_Given data_
□ □ □

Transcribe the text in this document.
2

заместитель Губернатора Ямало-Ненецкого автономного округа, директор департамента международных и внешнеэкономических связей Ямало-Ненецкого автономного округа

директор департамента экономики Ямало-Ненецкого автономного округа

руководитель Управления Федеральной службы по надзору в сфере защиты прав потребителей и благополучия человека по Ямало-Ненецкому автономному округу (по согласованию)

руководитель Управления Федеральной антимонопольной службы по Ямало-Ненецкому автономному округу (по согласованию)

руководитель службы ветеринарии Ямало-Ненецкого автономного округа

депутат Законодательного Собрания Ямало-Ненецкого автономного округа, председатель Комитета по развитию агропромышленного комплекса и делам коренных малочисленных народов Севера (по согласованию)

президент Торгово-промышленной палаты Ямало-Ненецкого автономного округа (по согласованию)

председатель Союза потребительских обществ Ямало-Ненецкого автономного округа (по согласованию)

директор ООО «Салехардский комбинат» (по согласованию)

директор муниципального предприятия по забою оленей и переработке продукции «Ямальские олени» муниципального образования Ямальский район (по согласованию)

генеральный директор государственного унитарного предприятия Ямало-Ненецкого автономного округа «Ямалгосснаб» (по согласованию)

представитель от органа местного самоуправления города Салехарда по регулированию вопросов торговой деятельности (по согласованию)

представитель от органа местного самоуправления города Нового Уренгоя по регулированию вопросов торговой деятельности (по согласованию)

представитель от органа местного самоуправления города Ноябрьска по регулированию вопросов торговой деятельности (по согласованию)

□ □ □

_What is being asked_
Answer with one number: how many lines of the entries above include the word "торговой".

_Output of the task_
3